Check every line below, and copy those that include "tells".
*** Dataset records ***
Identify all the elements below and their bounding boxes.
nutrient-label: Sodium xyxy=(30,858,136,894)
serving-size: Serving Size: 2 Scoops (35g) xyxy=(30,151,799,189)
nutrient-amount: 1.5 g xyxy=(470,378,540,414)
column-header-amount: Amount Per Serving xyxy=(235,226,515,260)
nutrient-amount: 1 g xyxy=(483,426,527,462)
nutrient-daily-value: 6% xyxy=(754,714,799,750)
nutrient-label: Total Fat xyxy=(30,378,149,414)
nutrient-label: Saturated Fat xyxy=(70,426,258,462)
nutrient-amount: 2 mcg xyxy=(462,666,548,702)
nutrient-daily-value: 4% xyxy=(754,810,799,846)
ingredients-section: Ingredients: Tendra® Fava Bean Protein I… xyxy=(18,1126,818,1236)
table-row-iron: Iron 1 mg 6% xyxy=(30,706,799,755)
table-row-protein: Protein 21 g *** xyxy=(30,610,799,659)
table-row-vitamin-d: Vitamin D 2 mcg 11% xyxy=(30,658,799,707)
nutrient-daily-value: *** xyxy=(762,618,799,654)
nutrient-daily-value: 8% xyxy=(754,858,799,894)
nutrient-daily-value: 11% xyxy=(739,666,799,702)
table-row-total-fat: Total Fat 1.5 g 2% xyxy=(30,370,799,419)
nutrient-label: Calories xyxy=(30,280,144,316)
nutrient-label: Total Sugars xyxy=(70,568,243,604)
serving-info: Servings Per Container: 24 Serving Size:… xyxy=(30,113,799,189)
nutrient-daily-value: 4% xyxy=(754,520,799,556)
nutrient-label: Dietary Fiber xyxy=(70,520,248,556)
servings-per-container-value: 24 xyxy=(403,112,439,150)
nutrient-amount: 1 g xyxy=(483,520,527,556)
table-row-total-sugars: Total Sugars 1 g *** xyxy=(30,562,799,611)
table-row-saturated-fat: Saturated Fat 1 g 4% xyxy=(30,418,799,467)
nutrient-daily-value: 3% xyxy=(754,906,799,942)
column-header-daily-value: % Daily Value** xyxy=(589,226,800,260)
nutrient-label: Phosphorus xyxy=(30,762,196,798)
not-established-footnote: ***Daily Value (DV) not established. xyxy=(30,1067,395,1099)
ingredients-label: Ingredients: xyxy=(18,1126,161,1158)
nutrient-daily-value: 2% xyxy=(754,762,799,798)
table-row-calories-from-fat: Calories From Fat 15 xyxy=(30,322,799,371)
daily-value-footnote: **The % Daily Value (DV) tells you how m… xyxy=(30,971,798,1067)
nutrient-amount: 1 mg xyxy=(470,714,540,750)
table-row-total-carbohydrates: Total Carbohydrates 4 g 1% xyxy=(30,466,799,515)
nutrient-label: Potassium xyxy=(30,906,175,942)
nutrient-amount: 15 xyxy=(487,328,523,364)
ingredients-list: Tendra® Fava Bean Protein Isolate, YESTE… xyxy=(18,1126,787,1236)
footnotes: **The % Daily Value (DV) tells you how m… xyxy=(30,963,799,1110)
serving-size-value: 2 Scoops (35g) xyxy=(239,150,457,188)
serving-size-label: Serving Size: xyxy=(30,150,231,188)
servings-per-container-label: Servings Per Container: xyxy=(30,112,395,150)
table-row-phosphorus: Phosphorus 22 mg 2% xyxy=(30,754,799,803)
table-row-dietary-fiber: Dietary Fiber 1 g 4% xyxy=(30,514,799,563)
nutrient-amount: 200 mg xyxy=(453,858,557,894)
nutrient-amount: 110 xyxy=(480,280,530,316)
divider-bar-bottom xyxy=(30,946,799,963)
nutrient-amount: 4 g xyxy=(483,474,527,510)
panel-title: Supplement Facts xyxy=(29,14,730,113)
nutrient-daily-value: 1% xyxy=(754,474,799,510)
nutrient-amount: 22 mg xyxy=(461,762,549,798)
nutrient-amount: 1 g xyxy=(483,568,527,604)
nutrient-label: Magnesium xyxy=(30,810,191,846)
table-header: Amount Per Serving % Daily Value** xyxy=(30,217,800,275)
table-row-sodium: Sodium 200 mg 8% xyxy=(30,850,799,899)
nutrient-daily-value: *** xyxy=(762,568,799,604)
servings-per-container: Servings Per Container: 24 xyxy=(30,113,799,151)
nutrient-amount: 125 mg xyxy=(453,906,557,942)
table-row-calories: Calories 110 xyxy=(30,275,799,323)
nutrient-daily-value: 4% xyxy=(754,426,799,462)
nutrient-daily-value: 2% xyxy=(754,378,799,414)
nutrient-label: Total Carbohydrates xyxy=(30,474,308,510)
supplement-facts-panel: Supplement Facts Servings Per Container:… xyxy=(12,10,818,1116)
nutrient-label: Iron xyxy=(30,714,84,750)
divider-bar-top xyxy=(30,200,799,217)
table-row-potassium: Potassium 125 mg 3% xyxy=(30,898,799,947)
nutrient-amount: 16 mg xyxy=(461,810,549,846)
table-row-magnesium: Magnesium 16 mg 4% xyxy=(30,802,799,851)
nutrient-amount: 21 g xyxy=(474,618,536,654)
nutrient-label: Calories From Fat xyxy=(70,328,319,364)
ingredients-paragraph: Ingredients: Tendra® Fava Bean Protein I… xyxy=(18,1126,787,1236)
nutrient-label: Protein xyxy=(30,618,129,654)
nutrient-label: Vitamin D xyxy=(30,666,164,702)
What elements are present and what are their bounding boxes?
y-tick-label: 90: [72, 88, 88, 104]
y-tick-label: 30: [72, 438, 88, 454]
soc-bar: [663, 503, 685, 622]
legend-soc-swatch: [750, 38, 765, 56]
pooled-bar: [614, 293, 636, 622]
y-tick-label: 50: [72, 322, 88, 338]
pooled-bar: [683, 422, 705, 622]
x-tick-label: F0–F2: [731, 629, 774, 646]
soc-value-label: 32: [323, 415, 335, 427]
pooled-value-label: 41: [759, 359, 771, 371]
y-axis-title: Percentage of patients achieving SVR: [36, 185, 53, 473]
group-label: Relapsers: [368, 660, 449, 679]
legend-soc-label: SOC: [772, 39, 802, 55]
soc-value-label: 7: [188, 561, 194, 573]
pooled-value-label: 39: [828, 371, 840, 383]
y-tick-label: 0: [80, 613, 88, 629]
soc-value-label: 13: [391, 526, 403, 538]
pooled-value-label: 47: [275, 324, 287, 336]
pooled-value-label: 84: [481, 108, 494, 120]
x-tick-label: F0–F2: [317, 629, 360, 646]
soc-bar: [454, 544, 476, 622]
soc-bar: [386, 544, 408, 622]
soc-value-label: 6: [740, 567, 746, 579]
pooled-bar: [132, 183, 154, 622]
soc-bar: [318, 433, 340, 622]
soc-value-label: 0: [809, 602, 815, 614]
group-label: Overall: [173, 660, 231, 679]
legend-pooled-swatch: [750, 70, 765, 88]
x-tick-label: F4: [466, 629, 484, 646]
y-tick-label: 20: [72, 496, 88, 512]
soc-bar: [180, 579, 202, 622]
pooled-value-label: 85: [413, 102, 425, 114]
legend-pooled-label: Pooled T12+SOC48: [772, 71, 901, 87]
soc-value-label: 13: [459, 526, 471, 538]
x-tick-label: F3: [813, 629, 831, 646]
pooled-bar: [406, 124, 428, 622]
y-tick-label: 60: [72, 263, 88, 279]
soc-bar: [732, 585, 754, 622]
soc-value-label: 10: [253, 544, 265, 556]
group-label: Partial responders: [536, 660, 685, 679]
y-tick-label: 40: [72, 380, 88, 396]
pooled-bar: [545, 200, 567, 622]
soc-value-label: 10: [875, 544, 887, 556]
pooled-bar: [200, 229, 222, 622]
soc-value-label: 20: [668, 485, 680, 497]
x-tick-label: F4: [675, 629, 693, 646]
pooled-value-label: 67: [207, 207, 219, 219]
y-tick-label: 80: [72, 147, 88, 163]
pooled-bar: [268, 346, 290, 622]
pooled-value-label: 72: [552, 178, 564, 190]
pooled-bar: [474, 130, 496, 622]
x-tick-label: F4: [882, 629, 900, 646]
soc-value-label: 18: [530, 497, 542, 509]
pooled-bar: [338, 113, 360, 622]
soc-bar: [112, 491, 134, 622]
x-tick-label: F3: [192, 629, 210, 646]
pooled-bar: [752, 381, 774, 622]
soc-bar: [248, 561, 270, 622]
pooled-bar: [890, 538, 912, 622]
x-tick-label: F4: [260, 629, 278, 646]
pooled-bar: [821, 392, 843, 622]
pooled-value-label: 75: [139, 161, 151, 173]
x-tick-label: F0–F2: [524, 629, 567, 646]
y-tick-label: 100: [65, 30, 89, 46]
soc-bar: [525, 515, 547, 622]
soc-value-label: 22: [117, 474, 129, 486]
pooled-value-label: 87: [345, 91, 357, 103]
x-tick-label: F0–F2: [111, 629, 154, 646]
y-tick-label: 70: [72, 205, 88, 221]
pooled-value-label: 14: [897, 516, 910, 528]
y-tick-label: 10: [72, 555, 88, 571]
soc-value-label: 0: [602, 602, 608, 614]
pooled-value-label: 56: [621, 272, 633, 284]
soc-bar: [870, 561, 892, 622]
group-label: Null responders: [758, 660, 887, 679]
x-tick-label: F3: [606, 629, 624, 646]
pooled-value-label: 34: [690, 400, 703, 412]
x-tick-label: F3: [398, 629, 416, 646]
*** End of Dataset records ***
[Task result]
daily-value-footnote: **The % Daily Value (DV) tells you how m… xyxy=(30,971,798,1067)
footnotes: **The % Daily Value (DV) tells you how m… xyxy=(30,963,799,1110)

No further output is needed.